■ Exercise task:
Select every line in the data below that contains the string "Descrição". Case counts.

■ Extracted entries:
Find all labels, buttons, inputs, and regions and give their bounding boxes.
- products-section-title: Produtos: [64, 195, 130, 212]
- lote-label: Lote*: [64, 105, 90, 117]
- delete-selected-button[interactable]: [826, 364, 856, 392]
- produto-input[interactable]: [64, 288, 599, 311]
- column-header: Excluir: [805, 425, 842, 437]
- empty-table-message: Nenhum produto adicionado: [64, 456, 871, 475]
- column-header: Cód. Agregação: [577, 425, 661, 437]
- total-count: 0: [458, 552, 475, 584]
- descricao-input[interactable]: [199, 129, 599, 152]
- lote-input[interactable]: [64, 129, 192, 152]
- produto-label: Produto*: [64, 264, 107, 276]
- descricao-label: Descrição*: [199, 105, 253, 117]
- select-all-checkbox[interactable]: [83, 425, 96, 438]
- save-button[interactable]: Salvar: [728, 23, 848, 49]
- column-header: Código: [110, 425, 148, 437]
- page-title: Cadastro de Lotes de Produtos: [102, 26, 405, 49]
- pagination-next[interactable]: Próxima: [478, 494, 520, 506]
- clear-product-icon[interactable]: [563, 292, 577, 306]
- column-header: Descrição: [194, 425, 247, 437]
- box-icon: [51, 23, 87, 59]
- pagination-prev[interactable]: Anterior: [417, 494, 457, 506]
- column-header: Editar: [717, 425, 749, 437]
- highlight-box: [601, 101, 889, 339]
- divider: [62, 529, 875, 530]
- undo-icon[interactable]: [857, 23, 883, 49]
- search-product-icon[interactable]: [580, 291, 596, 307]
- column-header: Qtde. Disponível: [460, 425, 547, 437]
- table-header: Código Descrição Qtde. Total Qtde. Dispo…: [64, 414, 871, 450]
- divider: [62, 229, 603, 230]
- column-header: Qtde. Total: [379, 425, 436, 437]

■ Solved problem:
- descricao-label: Descrição*: [199, 105, 253, 117]
- column-header: Descrição: [194, 425, 247, 437]
- table-header: Código Descrição Qtde. Total Qtde. Dispo…: [64, 414, 871, 450]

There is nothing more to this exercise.